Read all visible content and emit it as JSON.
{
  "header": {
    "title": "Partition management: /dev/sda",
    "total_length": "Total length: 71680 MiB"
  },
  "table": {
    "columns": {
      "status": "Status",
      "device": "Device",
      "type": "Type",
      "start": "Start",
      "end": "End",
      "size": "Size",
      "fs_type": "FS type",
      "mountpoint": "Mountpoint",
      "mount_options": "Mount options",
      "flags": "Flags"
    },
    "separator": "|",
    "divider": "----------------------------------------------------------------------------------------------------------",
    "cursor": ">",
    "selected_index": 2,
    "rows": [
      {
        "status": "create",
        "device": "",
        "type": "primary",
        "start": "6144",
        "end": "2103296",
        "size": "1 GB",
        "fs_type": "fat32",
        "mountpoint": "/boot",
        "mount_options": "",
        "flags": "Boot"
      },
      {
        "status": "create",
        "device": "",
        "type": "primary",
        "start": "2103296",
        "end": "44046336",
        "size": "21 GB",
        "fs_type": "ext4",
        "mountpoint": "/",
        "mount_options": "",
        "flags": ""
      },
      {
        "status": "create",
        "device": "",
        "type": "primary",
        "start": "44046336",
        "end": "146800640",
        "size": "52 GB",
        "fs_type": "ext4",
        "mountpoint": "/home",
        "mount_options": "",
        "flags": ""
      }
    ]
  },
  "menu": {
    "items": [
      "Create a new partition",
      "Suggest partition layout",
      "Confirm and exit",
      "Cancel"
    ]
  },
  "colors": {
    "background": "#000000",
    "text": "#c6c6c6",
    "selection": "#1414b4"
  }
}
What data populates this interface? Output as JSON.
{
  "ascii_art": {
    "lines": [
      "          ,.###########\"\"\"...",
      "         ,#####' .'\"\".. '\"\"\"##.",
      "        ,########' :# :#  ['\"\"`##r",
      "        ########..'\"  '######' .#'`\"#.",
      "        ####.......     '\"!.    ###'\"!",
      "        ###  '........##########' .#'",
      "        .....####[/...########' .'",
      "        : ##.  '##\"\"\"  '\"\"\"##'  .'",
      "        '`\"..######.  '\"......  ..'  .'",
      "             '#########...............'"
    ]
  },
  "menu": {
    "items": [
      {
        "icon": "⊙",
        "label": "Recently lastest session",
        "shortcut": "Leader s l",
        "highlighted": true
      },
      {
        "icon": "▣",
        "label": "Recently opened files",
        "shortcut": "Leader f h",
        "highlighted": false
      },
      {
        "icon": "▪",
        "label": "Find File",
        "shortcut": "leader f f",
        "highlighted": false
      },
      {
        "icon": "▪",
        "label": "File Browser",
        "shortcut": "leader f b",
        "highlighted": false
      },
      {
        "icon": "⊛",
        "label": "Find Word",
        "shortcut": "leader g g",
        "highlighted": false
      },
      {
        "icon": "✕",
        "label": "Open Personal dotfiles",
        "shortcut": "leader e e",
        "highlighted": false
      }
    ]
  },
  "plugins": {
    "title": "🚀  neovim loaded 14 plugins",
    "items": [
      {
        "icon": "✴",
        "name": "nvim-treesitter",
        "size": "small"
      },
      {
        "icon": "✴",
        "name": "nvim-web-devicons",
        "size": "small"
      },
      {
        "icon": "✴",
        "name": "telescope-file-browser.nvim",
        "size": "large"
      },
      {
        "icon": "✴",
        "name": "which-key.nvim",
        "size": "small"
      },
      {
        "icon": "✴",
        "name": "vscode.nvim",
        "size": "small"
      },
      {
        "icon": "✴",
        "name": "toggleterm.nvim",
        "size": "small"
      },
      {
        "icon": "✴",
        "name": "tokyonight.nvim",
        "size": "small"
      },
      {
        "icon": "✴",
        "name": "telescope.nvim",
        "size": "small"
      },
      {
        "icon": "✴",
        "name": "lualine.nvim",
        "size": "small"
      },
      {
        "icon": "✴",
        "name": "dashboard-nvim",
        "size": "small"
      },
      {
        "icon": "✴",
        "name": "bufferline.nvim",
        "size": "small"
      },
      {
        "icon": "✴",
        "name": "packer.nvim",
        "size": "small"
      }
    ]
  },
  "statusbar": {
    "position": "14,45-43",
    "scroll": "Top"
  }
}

════════

→ Problem statement: State how many lines of the records hold the string "Recently", and nothing else.

→ Problem solution: 2